Requirement
Restate each of the lines below word for word and drop every picture.

Records supplied
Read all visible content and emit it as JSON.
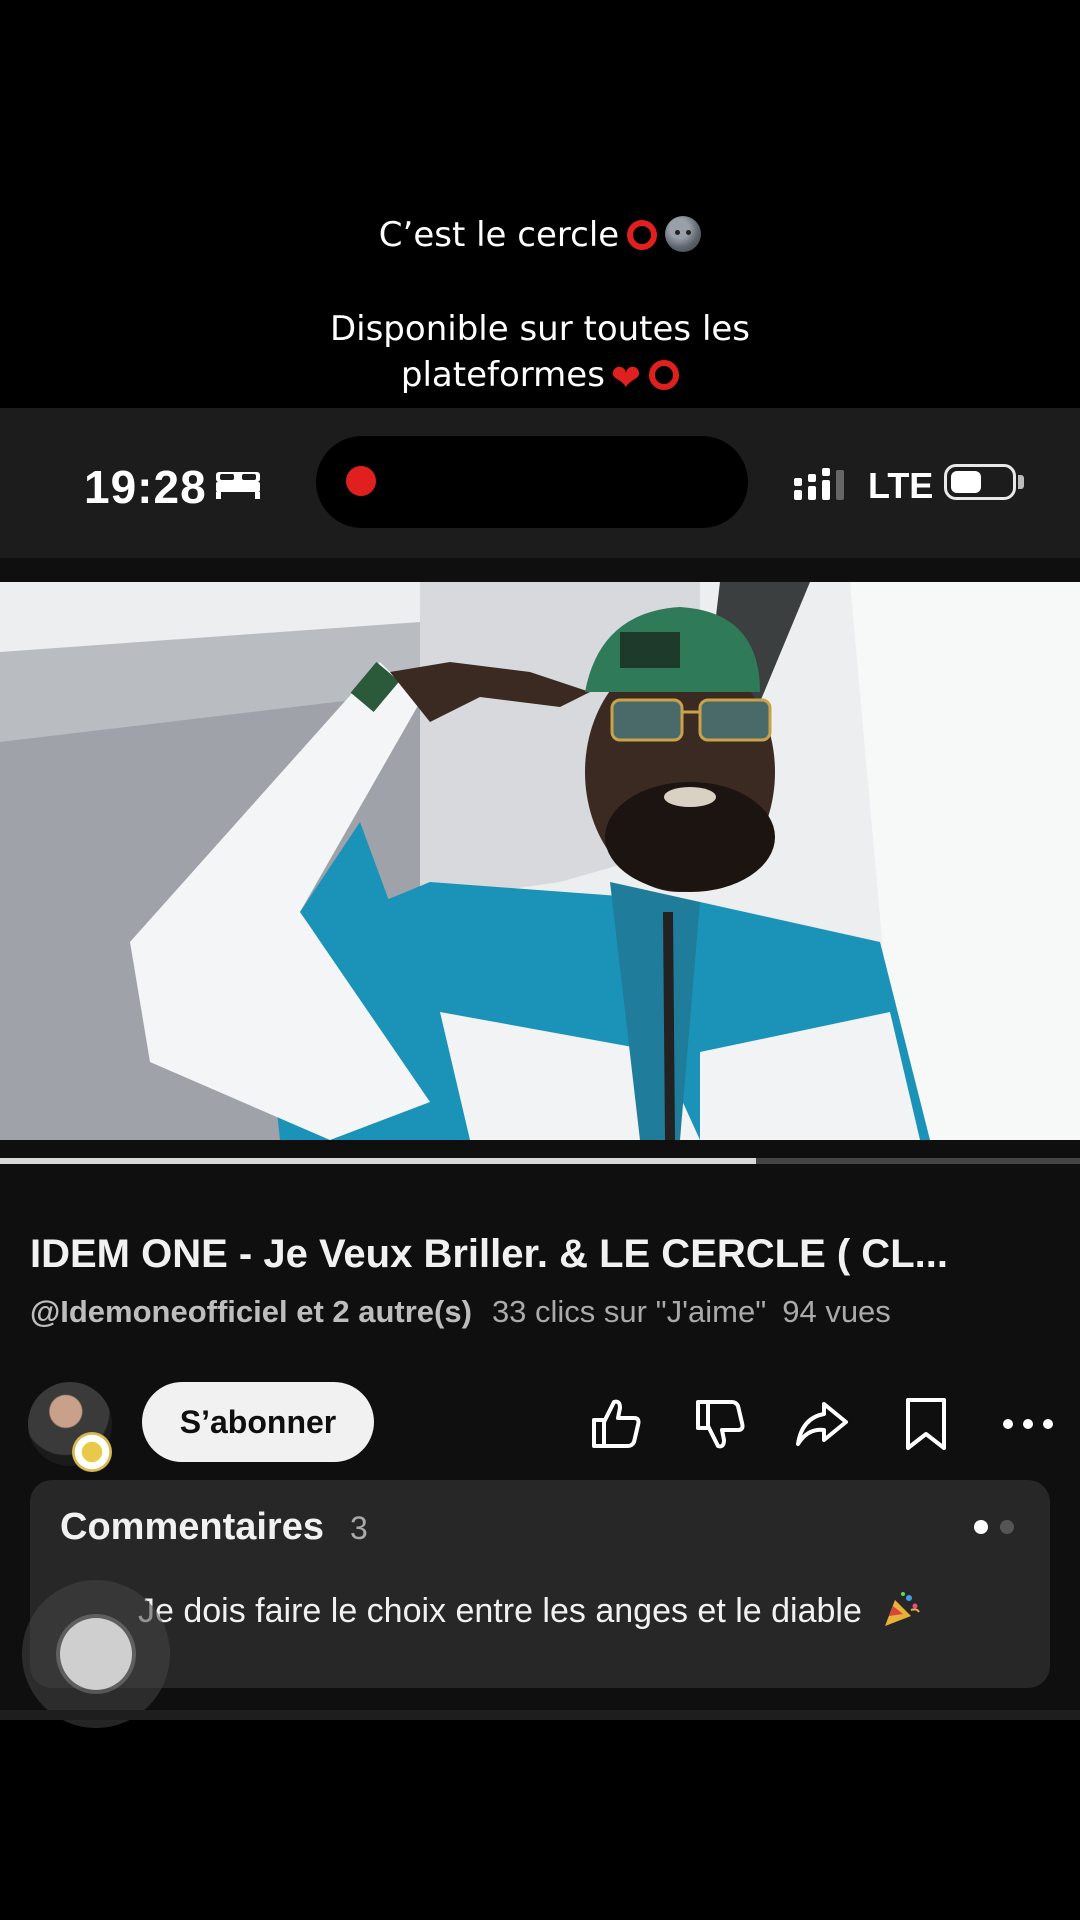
{
  "overlay": {
    "caption_line1": "C’est le cercle",
    "caption_line2": "Disponible sur toutes les",
    "caption_line3": "plateformes"
  },
  "status_bar": {
    "time": "19:28",
    "network": "LTE",
    "icons": [
      "bed-icon",
      "recording-dot-icon",
      "signal-icon",
      "battery-icon"
    ]
  },
  "video": {
    "title": "IDEM ONE - Je Veux Briller. & LE CERCLE ( CL...",
    "channel": "@Idemoneofficiel et 2 autre(s)",
    "likes": "33 clics sur \"J'aime\"",
    "views": "94 vues",
    "progress_fraction": 0.7
  },
  "actions": {
    "subscribe_label": "S’abonner",
    "icons": [
      "like-icon",
      "dislike-icon",
      "share-icon",
      "save-icon",
      "more-icon"
    ]
  },
  "comments": {
    "title": "Commentaires",
    "count": "3",
    "preview": "Je dois faire le choix entre les anges et le diable"
  },
  "colors": {
    "accent_red": "#e0201e",
    "background": "#0f0f0f",
    "comment_card": "#272727"
  }
}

Response to this exercise
Read all visible content and emit it as JSON.
{
  "overlay": {
    "caption_line1": "C’est le cercle",
    "caption_line2": "Disponible sur toutes les",
    "caption_line3": "plateformes"
  },
  "status_bar": {
    "time": "19:28",
    "network": "LTE",
    "icons": [
      "bed-icon",
      "recording-dot-icon",
      "signal-icon",
      "battery-icon"
    ]
  },
  "video": {
    "title": "IDEM ONE - Je Veux Briller. & LE CERCLE ( CL...",
    "channel": "@Idemoneofficiel et 2 autre(s)",
    "likes": "33 clics sur \"J'aime\"",
    "views": "94 vues",
    "progress_fraction": 0.7
  },
  "actions": {
    "subscribe_label": "S’abonner",
    "icons": [
      "like-icon",
      "dislike-icon",
      "share-icon",
      "save-icon",
      "more-icon"
    ]
  },
  "comments": {
    "title": "Commentaires",
    "count": "3",
    "preview": "Je dois faire le choix entre les anges et le diable"
  },
  "colors": {
    "accent_red": "#e0201e",
    "background": "#0f0f0f",
    "comment_card": "#272727"
  }
}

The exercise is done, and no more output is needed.